(Data items)

— begin —

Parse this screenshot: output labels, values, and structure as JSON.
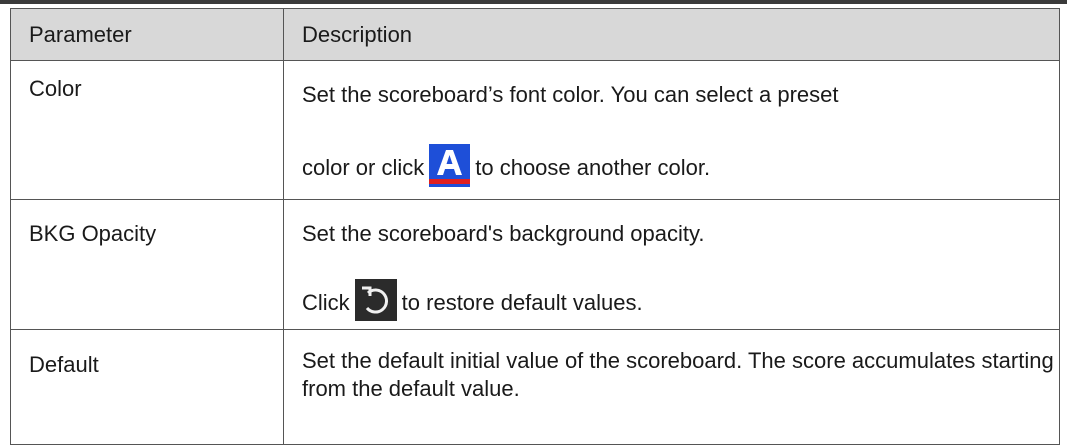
{
  "table": {
    "headers": [
      "Parameter",
      "Description"
    ],
    "rows": [
      {
        "parameter": "Color",
        "description_line1": "Set the scoreboard’s font color. You can select a preset",
        "description_line2_before_icon": "color or click",
        "icon": "font-color-icon",
        "description_line2_after_icon": "to choose another color."
      },
      {
        "parameter": "BKG Opacity",
        "description_line1": "Set the scoreboard's background opacity.",
        "description_line2_before_icon": "Click",
        "icon": "restore-default-icon",
        "description_line2_after_icon": "to restore default values."
      },
      {
        "parameter": "Default",
        "description": "Set the default initial value of the scoreboard. The score accumulates starting from the default value."
      }
    ]
  },
  "colors": {
    "header_background": "#d8d8d8",
    "border": "#555555",
    "font_color_icon_background": "#1e4fd8",
    "font_color_icon_underline": "#e02020",
    "restore_icon_background": "#2b2b2b"
  }
}
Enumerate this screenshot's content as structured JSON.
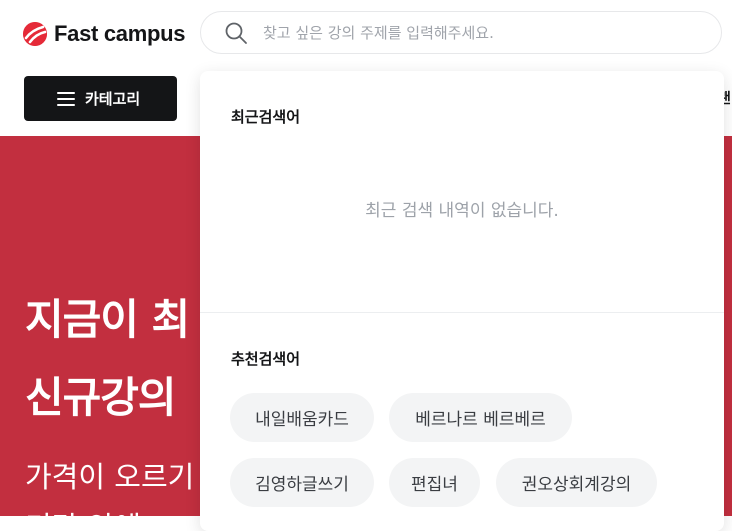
{
  "header": {
    "logo_text": "Fast campus",
    "search_placeholder": "찾고 싶은 강의 주제를 입력해주세요.",
    "category_label": "카테고리",
    "nav_peek": "랜"
  },
  "hero": {
    "title_line1": "지금이 최",
    "title_line2": "신규강의",
    "sub_line1": "가격이 오르기",
    "sub_line2": "기간 안에 ..."
  },
  "dropdown": {
    "recent_title": "최근검색어",
    "recent_empty": "최근 검색 내역이 없습니다.",
    "recommended_title": "추천검색어",
    "recommended": [
      "내일배움카드",
      "베르나르 베르베르",
      "김영하글쓰기",
      "편집녀",
      "권오상회계강의"
    ]
  },
  "colors": {
    "brand": "#e52a38",
    "hero_bg": "#c22f3f",
    "chip_bg": "#f3f4f5"
  }
}
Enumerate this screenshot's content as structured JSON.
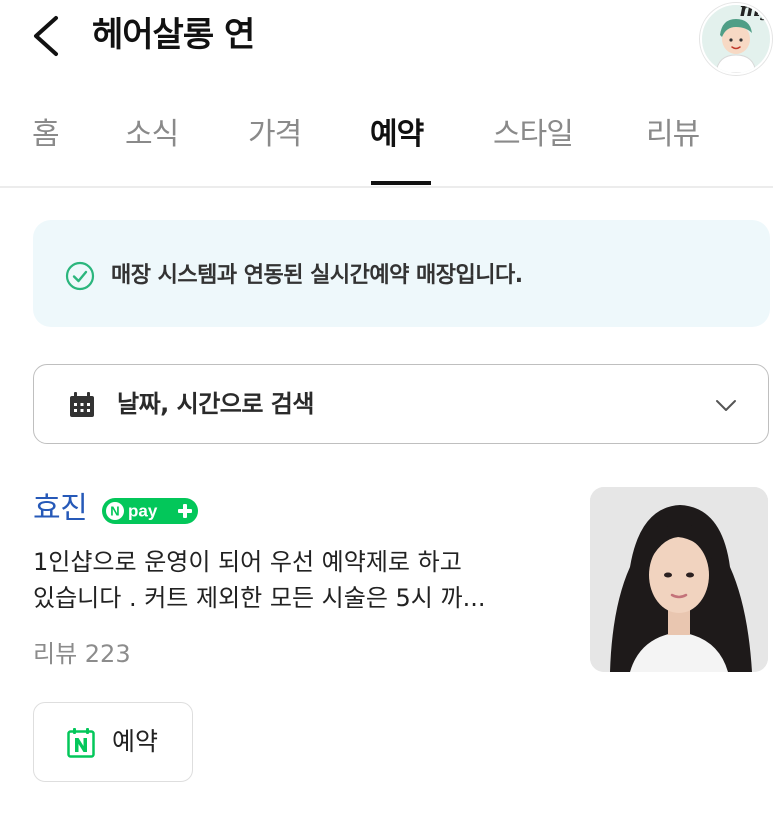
{
  "header": {
    "title": "헤어살롱 연",
    "back_icon": "chevron-left-icon",
    "my_label": "my"
  },
  "tabs": [
    {
      "label": "홈",
      "active": false
    },
    {
      "label": "소식",
      "active": false
    },
    {
      "label": "가격",
      "active": false
    },
    {
      "label": "예약",
      "active": true
    },
    {
      "label": "스타일",
      "active": false
    },
    {
      "label": "리뷰",
      "active": false
    }
  ],
  "notice": {
    "text": "매장 시스템과 연동된 실시간예약 매장입니다.",
    "icon": "check-circle-icon",
    "accent": "#2bb67d",
    "background": "#eef8fb"
  },
  "search": {
    "label": "날짜, 시간으로 검색",
    "icon": "calendar-icon"
  },
  "designer": {
    "name": "효진",
    "badge": "Npay+",
    "description_line1": "1인샵으로 운영이 되어 우선 예약제로 하고",
    "description_line2": "있습니다 . 커트 제외한 모든 시술은 5시 까...",
    "review": "리뷰 223",
    "name_color": "#2659b8",
    "npay_color": "#03c75a"
  },
  "reserve_button": {
    "label": "예약",
    "icon": "naver-n-icon"
  }
}
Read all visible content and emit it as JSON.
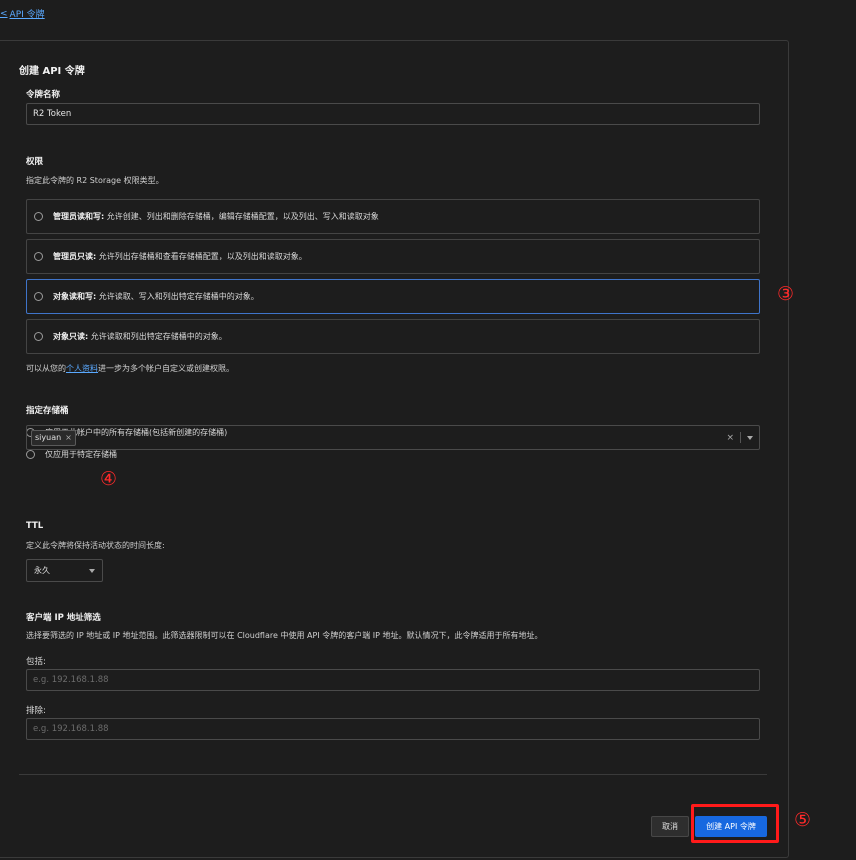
{
  "back_link": "API 令牌",
  "form": {
    "title": "创建 API 令牌",
    "token_name": {
      "label": "令牌名称",
      "value": "R2 Token"
    },
    "permissions": {
      "label": "权限",
      "desc": "指定此令牌的 R2 Storage 权限类型。",
      "options": [
        {
          "title": "管理员读和写:",
          "text": " 允许创建、列出和删除存储桶，编辑存储桶配置，以及列出、写入和读取对象"
        },
        {
          "title": "管理员只读:",
          "text": " 允许列出存储桶和查看存储桶配置，以及列出和读取对象。"
        },
        {
          "title": "对象读和写:",
          "text": " 允许读取、写入和列出特定存储桶中的对象。"
        },
        {
          "title": "对象只读:",
          "text": " 允许读取和列出特定存储桶中的对象。"
        }
      ],
      "note_prefix": "可以从您的",
      "note_link": "个人资料",
      "note_suffix": "进一步为多个帐户自定义或创建权限。"
    },
    "buckets": {
      "label": "指定存储桶",
      "option_all": "应用于此帐户中的所有存储桶(包括新创建的存储桶)",
      "option_specific": "仅应用于特定存储桶",
      "selected_tag": "siyuan"
    },
    "ttl": {
      "label": "TTL",
      "desc": "定义此令牌将保持活动状态的时间长度:",
      "value": "永久"
    },
    "ip_filter": {
      "label": "客户端 IP 地址筛选",
      "desc": "选择要筛选的 IP 地址或 IP 地址范围。此筛选器限制可以在 Cloudflare 中使用 API 令牌的客户端 IP 地址。默认情况下，此令牌适用于所有地址。",
      "include_label": "包括:",
      "include_placeholder": "e.g. 192.168.1.88",
      "exclude_label": "排除:",
      "exclude_placeholder": "e.g. 192.168.1.88"
    },
    "buttons": {
      "cancel": "取消",
      "create": "创建 API 令牌"
    }
  },
  "annotations": {
    "three": "③",
    "four": "④",
    "five": "⑤"
  },
  "colors": {
    "accent": "#1768e0",
    "link": "#5aa9ff",
    "annotation": "#ff2a2a"
  }
}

— end —

Your objective:
Where a line in the material contains "scoreboard", copy that line.

The output:
        "description_line1": "Set the scoreboard’s font color. You can select a preset",
        "description_line1": "Set the scoreboard's background opacity.",
        "description": "Set the default initial value of the scoreboard. The score accumulates starting from the default value."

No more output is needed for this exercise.